_Stated task_
Report every line below that holds the word "memories".

Stored data:

*****

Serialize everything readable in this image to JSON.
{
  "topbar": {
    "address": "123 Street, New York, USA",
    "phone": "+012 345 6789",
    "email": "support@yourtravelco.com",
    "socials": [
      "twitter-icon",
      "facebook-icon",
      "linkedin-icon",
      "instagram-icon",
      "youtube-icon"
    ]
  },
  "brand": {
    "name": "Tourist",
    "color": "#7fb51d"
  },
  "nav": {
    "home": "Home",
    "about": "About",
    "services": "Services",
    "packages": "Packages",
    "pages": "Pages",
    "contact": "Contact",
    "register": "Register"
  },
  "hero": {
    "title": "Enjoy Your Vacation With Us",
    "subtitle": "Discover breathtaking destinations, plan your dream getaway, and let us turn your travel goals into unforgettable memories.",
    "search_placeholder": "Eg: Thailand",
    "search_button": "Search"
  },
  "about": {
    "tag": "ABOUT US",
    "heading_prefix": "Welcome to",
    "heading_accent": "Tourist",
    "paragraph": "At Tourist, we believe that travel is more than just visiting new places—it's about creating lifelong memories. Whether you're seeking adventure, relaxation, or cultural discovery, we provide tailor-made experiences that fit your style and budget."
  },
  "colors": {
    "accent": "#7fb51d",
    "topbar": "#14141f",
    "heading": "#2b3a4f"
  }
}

*****

_Result of the exercise_
    "subtitle": "Discover breathtaking destinations, plan your dream getaway, and let us turn your travel goals into unforgettable memories.",
    "paragraph": "At Tourist, we believe that travel is more than just visiting new places—it's about creating lifelong memories. Whether you're seeking adventure, relaxation, or cultural discovery, we provide tailor-made experiences that fit your style and budget."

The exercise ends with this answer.